Copy out every line of the records where the string "della" occurs.

● **Input rows**

———

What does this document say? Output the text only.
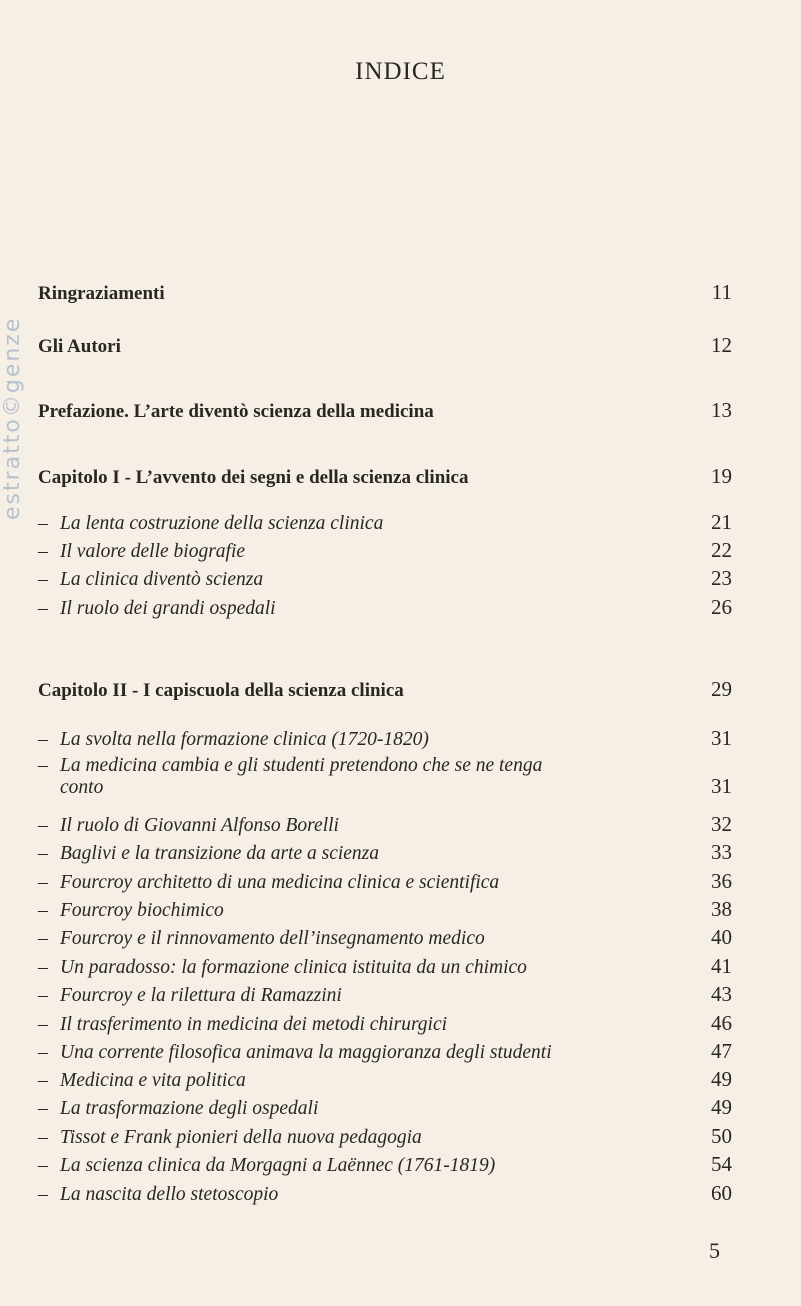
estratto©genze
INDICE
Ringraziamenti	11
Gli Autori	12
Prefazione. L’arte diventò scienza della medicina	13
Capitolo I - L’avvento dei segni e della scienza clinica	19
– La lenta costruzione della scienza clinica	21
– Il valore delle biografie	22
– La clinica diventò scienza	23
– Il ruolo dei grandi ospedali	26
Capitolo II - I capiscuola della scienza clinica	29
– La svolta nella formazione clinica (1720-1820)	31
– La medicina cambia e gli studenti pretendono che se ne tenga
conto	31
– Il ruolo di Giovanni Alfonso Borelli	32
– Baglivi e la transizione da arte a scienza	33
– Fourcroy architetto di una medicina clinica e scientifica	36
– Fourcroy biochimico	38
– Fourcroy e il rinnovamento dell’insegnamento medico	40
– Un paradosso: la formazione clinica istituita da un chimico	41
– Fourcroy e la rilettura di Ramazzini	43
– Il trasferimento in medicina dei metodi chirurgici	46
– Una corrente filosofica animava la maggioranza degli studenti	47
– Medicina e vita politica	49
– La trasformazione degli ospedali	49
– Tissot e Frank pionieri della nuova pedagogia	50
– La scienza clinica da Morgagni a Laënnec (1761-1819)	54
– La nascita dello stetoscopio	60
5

———

● **Written solution**
Prefazione. L’arte diventò scienza della medicina	13
Capitolo I - L’avvento dei segni e della scienza clinica	19
– La lenta costruzione della scienza clinica	21
Capitolo II - I capiscuola della scienza clinica	29
– Tissot e Frank pionieri della nuova pedagogia	50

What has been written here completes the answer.